→ **DO THIS**
Write every line of the material out exactly as shown.

→ **PROVIDED RECORDS**

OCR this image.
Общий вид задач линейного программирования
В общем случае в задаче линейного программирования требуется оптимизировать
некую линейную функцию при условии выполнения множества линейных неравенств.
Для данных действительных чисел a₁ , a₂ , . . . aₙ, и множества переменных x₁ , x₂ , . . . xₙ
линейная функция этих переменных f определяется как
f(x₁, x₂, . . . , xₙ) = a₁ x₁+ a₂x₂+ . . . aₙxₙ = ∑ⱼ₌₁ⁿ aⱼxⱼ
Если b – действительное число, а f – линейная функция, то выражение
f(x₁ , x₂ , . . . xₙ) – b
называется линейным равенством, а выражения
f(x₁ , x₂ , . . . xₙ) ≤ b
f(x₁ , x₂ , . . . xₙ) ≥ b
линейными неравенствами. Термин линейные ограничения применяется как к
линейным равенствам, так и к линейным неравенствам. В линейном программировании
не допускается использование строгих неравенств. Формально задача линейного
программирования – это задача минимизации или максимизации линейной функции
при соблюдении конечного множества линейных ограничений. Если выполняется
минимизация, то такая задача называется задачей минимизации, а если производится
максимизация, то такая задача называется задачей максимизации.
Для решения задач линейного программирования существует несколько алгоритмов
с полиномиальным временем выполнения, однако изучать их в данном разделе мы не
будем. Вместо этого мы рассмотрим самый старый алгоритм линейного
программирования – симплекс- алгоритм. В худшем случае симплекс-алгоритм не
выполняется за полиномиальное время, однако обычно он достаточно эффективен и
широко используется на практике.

→ **EXERCISE RESPONSE**
OCR this image.
Общий вид задач линейного программирования
В общем случае в задаче линейного программирования требуется оптимизировать
некую линейную функцию при условии выполнения множества линейных неравенств.
Для данных действительных чисел a₁ , a₂ , . . . aₙ, и множества переменных x₁ , x₂ , . . . xₙ
линейная функция этих переменных f определяется как
f(x₁, x₂, . . . , xₙ) = a₁ x₁+ a₂x₂+ . . . aₙxₙ = ∑ⱼ₌₁ⁿ aⱼxⱼ
Если b – действительное число, а f – линейная функция, то выражение
f(x₁ , x₂ , . . . xₙ) – b
называется линейным равенством, а выражения
f(x₁ , x₂ , . . . xₙ) ≤ b
f(x₁ , x₂ , . . . xₙ) ≥ b
линейными неравенствами. Термин линейные ограничения применяется как к
линейным равенствам, так и к линейным неравенствам. В линейном программировании
не допускается использование строгих неравенств. Формально задача линейного
программирования – это задача минимизации или максимизации линейной функции
при соблюдении конечного множества линейных ограничений. Если выполняется
минимизация, то такая задача называется задачей минимизации, а если производится
максимизация, то такая задача называется задачей максимизации.
Для решения задач линейного программирования существует несколько алгоритмов
с полиномиальным временем выполнения, однако изучать их в данном разделе мы не
будем. Вместо этого мы рассмотрим самый старый алгоритм линейного
программирования – симплекс- алгоритм. В худшем случае симплекс-алгоритм не
выполняется за полиномиальное время, однако обычно он достаточно эффективен и
широко используется на практике.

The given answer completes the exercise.